▶ **Stated goal**:
Copy, in full, each line of the material that holds the word "Roll".
═══ Items
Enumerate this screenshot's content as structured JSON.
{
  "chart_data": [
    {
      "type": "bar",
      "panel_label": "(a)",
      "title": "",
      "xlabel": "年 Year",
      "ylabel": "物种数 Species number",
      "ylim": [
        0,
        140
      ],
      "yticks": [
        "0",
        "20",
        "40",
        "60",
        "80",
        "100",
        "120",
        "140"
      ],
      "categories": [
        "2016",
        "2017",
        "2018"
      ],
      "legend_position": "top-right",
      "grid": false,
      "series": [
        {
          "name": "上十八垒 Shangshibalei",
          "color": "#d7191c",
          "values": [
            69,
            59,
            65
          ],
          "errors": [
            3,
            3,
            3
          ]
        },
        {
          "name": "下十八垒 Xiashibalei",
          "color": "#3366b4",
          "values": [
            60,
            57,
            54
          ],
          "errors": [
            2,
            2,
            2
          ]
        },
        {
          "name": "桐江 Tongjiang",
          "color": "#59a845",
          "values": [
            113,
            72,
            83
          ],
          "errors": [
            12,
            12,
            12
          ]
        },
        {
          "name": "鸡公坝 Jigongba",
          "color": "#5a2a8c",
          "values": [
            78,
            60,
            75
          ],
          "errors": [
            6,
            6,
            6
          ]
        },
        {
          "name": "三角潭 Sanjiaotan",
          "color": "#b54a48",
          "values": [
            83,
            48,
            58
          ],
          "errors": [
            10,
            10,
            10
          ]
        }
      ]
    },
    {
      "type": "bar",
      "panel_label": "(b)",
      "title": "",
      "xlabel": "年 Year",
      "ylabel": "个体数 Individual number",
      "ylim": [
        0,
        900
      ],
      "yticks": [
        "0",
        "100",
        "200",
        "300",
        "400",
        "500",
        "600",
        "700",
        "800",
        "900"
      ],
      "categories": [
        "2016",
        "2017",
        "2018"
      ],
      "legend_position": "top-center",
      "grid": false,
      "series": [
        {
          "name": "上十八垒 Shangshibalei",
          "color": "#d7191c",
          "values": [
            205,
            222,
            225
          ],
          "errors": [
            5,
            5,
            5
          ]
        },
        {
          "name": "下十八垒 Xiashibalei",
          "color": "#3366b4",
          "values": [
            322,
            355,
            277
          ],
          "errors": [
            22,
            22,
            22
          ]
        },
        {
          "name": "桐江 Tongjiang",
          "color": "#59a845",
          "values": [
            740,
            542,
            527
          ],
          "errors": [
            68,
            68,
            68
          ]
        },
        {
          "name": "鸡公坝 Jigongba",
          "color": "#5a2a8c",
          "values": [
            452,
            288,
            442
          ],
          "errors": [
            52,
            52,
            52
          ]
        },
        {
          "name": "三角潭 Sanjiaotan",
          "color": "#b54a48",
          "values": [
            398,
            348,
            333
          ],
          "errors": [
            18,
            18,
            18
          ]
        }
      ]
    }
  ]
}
══════
═══ Items
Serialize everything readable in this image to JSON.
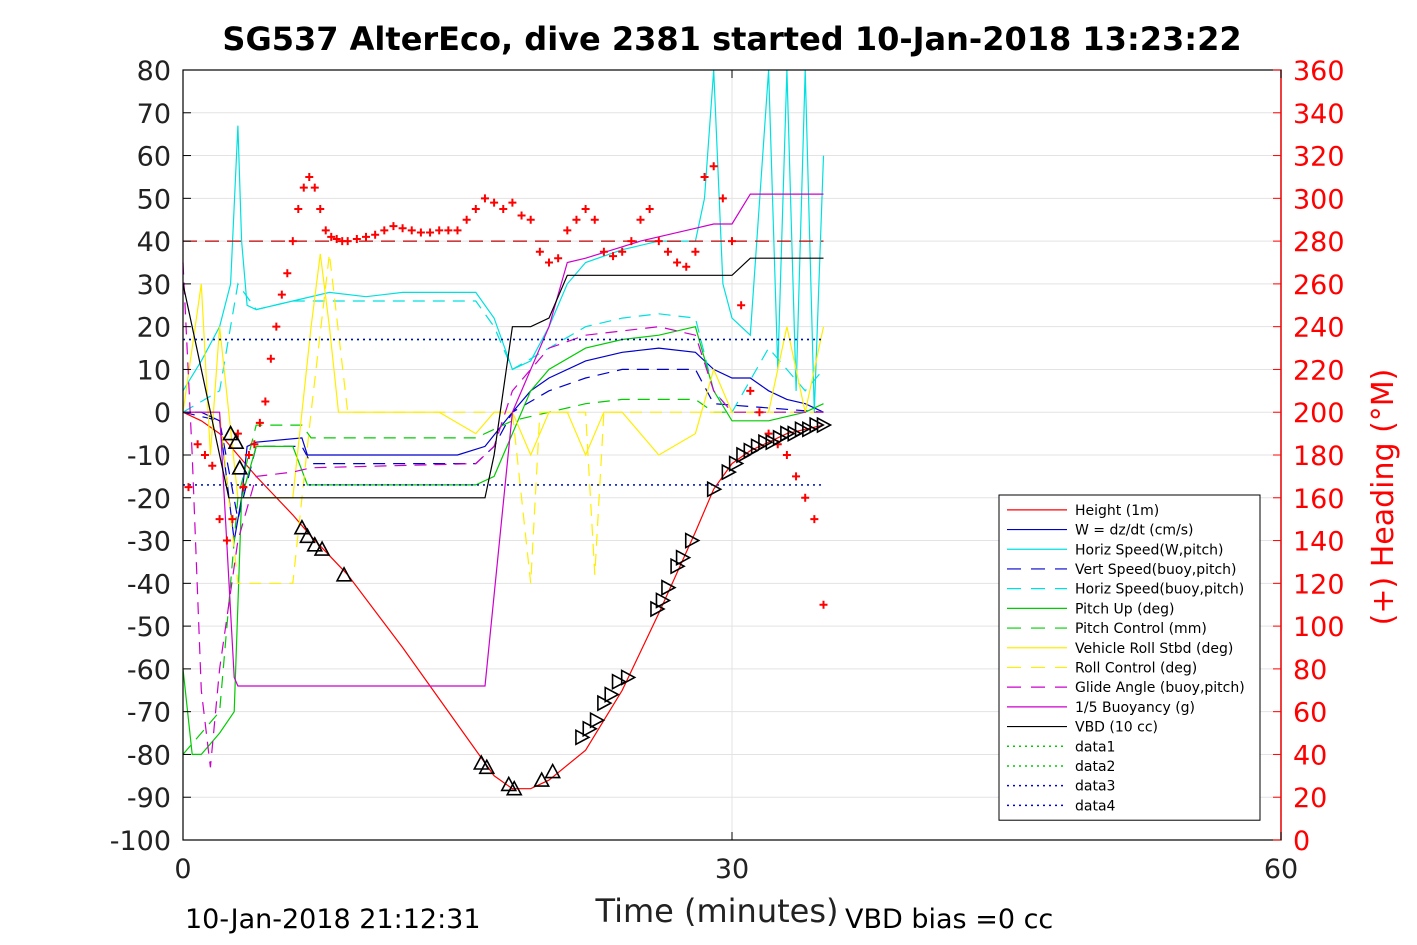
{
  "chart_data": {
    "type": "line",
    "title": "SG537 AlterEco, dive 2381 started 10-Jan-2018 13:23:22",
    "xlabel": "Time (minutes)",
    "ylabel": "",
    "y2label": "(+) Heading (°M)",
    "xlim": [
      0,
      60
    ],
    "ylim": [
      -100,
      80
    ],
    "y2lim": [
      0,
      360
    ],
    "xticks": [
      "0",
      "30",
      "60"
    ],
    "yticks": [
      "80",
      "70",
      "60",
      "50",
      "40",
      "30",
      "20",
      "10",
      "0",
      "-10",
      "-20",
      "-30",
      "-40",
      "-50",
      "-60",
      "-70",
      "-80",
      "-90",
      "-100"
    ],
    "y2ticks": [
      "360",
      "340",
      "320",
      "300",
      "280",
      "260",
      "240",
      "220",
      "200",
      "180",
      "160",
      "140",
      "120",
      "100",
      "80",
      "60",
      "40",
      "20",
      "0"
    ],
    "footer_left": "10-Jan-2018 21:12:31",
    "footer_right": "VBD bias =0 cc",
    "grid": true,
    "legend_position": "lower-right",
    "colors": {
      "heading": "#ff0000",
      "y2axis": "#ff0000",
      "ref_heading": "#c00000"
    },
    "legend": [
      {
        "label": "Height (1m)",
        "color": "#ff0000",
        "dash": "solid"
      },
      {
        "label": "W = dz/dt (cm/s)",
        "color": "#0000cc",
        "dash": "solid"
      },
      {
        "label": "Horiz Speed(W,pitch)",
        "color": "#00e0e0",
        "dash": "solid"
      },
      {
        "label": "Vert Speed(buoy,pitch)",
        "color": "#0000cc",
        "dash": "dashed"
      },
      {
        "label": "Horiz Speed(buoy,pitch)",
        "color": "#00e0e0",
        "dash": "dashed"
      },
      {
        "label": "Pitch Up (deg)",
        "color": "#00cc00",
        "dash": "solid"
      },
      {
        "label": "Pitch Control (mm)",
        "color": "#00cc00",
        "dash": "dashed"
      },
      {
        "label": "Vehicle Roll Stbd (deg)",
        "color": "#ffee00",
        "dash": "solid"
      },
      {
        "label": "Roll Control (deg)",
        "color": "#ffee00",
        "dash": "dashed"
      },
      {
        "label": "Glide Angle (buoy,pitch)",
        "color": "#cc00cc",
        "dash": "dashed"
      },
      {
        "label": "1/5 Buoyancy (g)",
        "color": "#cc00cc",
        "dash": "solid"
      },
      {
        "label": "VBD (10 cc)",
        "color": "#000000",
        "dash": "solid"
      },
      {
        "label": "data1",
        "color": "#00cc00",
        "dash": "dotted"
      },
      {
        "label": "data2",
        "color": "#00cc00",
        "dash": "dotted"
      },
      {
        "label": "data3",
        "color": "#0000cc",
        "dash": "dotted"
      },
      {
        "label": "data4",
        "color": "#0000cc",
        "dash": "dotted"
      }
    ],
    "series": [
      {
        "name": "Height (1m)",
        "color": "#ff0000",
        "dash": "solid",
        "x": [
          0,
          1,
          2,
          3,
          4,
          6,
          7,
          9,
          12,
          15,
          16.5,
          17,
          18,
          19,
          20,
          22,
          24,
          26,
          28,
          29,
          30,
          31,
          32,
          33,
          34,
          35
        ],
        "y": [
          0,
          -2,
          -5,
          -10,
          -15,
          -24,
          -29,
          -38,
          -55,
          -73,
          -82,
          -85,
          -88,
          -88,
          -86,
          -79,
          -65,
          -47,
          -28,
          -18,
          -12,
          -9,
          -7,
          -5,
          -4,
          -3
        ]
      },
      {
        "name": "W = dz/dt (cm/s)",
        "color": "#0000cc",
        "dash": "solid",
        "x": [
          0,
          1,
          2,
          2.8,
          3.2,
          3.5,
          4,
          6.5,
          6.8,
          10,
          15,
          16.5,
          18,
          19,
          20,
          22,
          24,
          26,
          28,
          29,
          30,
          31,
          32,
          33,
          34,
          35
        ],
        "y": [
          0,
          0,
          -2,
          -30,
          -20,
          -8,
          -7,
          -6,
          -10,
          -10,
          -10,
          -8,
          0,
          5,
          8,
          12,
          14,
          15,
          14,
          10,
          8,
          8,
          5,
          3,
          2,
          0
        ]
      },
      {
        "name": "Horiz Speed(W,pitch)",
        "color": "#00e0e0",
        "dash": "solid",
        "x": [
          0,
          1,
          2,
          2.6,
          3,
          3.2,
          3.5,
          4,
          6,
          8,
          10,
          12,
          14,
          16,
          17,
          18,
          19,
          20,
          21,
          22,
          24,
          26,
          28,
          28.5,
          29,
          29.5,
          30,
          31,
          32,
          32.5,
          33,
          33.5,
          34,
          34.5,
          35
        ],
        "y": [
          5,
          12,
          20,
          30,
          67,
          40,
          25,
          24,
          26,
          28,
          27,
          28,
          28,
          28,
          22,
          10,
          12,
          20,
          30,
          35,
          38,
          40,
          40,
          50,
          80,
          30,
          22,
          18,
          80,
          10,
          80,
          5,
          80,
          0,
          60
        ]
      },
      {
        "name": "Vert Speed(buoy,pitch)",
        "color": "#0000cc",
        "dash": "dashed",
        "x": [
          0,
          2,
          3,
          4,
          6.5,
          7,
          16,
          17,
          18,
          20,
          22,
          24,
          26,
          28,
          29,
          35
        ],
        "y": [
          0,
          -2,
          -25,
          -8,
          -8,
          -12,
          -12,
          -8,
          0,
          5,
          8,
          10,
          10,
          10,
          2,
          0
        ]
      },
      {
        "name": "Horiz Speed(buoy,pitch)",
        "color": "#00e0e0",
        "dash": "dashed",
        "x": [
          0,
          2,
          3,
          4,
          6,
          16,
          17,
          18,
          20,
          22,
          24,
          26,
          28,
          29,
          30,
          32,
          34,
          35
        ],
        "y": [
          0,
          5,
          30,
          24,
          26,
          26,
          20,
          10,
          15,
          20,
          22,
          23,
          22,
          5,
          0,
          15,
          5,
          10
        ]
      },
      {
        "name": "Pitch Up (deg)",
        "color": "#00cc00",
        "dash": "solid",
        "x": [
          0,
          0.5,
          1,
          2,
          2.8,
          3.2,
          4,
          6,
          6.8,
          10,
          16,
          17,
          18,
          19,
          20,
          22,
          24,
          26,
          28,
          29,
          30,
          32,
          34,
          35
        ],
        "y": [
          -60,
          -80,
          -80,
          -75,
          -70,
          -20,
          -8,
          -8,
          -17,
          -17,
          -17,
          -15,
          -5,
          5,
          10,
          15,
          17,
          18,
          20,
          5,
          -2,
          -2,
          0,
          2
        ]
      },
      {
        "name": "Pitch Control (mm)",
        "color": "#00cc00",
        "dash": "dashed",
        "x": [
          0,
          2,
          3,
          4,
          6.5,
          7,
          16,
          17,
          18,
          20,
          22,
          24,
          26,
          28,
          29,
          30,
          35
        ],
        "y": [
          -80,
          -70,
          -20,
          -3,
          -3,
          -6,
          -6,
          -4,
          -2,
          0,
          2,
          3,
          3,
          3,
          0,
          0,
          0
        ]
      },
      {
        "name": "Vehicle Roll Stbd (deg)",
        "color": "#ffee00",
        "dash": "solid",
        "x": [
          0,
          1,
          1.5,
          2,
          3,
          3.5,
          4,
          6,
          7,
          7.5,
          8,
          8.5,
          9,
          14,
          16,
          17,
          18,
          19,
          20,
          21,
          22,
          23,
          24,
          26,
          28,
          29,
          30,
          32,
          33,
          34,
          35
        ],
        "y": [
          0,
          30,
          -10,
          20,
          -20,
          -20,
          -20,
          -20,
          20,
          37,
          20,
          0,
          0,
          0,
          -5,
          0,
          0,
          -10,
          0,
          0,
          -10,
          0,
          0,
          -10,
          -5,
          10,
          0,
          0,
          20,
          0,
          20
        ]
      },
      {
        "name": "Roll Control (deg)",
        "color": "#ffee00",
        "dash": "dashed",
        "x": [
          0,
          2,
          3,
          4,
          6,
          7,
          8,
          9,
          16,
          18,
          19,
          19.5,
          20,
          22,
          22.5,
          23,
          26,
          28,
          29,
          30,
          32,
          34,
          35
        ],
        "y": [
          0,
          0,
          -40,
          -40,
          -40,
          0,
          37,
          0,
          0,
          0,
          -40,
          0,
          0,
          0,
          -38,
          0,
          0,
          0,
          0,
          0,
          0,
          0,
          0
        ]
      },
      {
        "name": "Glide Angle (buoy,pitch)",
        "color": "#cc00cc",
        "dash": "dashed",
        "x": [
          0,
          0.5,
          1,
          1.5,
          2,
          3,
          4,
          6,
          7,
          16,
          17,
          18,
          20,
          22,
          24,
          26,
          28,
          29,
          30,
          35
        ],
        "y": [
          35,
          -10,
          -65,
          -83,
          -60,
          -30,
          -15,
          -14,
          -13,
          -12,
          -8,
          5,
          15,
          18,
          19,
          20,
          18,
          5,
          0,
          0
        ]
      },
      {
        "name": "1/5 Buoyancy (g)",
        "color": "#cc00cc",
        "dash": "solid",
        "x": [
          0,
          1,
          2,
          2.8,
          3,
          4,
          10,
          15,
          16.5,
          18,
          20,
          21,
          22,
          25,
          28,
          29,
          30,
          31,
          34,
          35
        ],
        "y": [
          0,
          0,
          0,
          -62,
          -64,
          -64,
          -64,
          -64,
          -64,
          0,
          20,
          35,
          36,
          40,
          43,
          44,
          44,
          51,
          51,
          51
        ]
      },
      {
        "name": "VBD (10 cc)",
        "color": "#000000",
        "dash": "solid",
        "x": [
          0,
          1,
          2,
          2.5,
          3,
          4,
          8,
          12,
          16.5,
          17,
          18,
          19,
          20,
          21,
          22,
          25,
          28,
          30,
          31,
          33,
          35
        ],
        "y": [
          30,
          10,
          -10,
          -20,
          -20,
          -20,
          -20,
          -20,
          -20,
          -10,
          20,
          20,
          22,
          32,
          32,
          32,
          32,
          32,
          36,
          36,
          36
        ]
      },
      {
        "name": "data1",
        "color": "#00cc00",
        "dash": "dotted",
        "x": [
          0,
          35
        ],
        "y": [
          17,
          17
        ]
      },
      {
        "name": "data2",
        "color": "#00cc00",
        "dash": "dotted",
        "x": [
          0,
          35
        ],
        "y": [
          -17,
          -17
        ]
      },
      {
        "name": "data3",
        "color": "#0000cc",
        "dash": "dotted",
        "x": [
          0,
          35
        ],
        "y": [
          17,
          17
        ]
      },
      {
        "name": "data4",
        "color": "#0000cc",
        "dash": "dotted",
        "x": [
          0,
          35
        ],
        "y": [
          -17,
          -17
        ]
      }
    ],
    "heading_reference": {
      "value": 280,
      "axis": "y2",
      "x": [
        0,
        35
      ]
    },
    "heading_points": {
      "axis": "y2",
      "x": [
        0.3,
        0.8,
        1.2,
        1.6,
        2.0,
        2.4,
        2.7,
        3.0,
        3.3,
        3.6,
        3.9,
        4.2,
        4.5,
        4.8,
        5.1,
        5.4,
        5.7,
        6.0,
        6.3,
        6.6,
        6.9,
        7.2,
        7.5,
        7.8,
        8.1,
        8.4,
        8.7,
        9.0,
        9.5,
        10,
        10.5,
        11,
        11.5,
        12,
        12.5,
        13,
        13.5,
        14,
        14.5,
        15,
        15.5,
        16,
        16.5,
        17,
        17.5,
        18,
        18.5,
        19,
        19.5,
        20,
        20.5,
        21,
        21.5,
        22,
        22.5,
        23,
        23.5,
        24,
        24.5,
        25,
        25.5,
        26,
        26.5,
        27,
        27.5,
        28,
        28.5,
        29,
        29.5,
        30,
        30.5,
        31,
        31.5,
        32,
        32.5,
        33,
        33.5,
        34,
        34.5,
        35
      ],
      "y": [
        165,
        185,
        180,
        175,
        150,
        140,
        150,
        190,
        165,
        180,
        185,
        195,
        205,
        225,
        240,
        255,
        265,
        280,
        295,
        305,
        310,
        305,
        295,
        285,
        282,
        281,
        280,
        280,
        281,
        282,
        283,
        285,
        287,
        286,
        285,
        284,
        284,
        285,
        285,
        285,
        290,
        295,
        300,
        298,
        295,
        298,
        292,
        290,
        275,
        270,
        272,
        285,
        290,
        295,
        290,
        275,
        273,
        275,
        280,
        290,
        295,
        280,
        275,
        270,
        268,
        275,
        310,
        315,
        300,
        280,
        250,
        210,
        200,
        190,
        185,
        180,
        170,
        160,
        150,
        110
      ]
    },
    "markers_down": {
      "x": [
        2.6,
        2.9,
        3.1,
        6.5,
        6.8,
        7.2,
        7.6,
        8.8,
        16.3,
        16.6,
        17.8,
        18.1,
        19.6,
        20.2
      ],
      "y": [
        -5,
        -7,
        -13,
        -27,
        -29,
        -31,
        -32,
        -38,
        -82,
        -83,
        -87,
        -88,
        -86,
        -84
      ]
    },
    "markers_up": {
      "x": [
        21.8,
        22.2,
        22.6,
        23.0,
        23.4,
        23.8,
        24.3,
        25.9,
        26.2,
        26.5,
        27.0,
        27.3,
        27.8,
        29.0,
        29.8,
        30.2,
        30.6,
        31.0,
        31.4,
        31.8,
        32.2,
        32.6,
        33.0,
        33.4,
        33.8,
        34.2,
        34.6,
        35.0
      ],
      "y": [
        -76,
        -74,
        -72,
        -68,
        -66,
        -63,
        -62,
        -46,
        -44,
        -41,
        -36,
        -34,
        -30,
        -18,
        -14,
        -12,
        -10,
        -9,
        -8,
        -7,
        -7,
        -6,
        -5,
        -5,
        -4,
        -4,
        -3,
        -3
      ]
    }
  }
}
══════
▶ **Completed task**:
        "label": "Vehicle Roll Stbd (deg)",
        "label": "Roll Control (deg)",
        "name": "Vehicle Roll Stbd (deg)",
        "name": "Roll Control (deg)",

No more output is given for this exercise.